▶ TASK DESCRIPTION: Below you will find a set of lines. Repeat them all exactly.

##### DATA SUPPLIED

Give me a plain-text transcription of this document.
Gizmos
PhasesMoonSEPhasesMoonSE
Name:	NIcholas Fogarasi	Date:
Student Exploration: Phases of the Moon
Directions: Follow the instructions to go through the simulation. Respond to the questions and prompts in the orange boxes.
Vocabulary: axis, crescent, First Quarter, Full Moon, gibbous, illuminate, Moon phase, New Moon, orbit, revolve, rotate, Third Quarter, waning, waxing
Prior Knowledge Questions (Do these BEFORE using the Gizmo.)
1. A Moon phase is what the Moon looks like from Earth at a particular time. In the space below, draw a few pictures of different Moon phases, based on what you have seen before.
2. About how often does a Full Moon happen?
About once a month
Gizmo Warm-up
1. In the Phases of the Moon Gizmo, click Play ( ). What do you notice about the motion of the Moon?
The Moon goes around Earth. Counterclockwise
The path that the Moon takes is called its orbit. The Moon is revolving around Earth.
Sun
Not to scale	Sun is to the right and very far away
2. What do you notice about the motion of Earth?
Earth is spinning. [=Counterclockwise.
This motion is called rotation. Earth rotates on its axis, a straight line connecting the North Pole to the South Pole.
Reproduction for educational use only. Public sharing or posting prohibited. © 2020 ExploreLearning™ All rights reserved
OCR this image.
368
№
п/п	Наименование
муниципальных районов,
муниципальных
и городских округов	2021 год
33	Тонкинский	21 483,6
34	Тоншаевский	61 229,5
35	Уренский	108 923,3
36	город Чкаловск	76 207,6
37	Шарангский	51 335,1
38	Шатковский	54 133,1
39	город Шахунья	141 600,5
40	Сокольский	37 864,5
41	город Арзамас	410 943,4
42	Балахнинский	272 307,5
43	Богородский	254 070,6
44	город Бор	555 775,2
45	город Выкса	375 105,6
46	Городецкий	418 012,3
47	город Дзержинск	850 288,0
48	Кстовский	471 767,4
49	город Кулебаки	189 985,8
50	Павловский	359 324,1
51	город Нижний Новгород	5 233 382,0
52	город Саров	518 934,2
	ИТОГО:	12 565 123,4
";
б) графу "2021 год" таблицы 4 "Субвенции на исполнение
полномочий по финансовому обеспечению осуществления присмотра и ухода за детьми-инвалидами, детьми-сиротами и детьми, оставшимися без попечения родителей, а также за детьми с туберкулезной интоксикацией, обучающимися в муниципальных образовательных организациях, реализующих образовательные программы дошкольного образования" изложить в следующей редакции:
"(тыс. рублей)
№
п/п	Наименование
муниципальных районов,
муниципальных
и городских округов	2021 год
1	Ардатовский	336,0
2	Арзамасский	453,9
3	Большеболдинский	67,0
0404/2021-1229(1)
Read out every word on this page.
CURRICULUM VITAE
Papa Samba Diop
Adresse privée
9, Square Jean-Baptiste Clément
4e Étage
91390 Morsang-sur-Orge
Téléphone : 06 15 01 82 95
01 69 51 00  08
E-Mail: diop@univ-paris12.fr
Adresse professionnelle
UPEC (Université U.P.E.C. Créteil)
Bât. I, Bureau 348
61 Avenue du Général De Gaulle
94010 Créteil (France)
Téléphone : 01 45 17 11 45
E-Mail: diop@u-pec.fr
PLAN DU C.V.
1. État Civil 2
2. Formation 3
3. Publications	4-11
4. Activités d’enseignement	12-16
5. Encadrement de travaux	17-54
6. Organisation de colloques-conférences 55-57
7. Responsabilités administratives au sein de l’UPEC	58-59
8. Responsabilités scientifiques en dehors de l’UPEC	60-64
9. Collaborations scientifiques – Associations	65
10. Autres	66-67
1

##########

▶ WRITTEN SOLUTION:
Give me a plain-text transcription of this document.
Gizmos
PhasesMoonSEPhasesMoonSE
Name:	NIcholas Fogarasi	Date:
Student Exploration: Phases of the Moon
Directions: Follow the instructions to go through the simulation. Respond to the questions and prompts in the orange boxes.
Vocabulary: axis, crescent, First Quarter, Full Moon, gibbous, illuminate, Moon phase, New Moon, orbit, revolve, rotate, Third Quarter, waning, waxing
Prior Knowledge Questions (Do these BEFORE using the Gizmo.)
1. A Moon phase is what the Moon looks like from Earth at a particular time. In the space below, draw a few pictures of different Moon phases, based on what you have seen before.
2. About how often does a Full Moon happen?
About once a month
Gizmo Warm-up
1. In the Phases of the Moon Gizmo, click Play ( ). What do you notice about the motion of the Moon?
The Moon goes around Earth. Counterclockwise
The path that the Moon takes is called its orbit. The Moon is revolving around Earth.
Sun
Not to scale	Sun is to the right and very far away
2. What do you notice about the motion of Earth?
Earth is spinning. [=Counterclockwise.
This motion is called rotation. Earth rotates on its axis, a straight line connecting the North Pole to the South Pole.
Reproduction for educational use only. Public sharing or posting prohibited. © 2020 ExploreLearning™ All rights reserved
OCR this image.
368
№
п/п	Наименование
муниципальных районов,
муниципальных
и городских округов	2021 год
33	Тонкинский	21 483,6
34	Тоншаевский	61 229,5
35	Уренский	108 923,3
36	город Чкаловск	76 207,6
37	Шарангский	51 335,1
38	Шатковский	54 133,1
39	город Шахунья	141 600,5
40	Сокольский	37 864,5
41	город Арзамас	410 943,4
42	Балахнинский	272 307,5
43	Богородский	254 070,6
44	город Бор	555 775,2
45	город Выкса	375 105,6
46	Городецкий	418 012,3
47	город Дзержинск	850 288,0
48	Кстовский	471 767,4
49	город Кулебаки	189 985,8
50	Павловский	359 324,1
51	город Нижний Новгород	5 233 382,0
52	город Саров	518 934,2
	ИТОГО:	12 565 123,4
";
б) графу "2021 год" таблицы 4 "Субвенции на исполнение
полномочий по финансовому обеспечению осуществления присмотра и ухода за детьми-инвалидами, детьми-сиротами и детьми, оставшимися без попечения родителей, а также за детьми с туберкулезной интоксикацией, обучающимися в муниципальных образовательных организациях, реализующих образовательные программы дошкольного образования" изложить в следующей редакции:
"(тыс. рублей)
№
п/п	Наименование
муниципальных районов,
муниципальных
и городских округов	2021 год
1	Ардатовский	336,0
2	Арзамасский	453,9
3	Большеболдинский	67,0
0404/2021-1229(1)
Read out every word on this page.
CURRICULUM VITAE
Papa Samba Diop
Adresse privée
9, Square Jean-Baptiste Clément
4e Étage
91390 Morsang-sur-Orge
Téléphone : 06 15 01 82 95
01 69 51 00  08
E-Mail: diop@univ-paris12.fr
Adresse professionnelle
UPEC (Université U.P.E.C. Créteil)
Bât. I, Bureau 348
61 Avenue du Général De Gaulle
94010 Créteil (France)
Téléphone : 01 45 17 11 45
E-Mail: diop@u-pec.fr
PLAN DU C.V.
1. État Civil 2
2. Formation 3
3. Publications	4-11
4. Activités d’enseignement	12-16
5. Encadrement de travaux	17-54
6. Organisation de colloques-conférences 55-57
7. Responsabilités administratives au sein de l’UPEC	58-59
8. Responsabilités scientifiques en dehors de l’UPEC	60-64
9. Collaborations scientifiques – Associations	65
10. Autres	66-67
1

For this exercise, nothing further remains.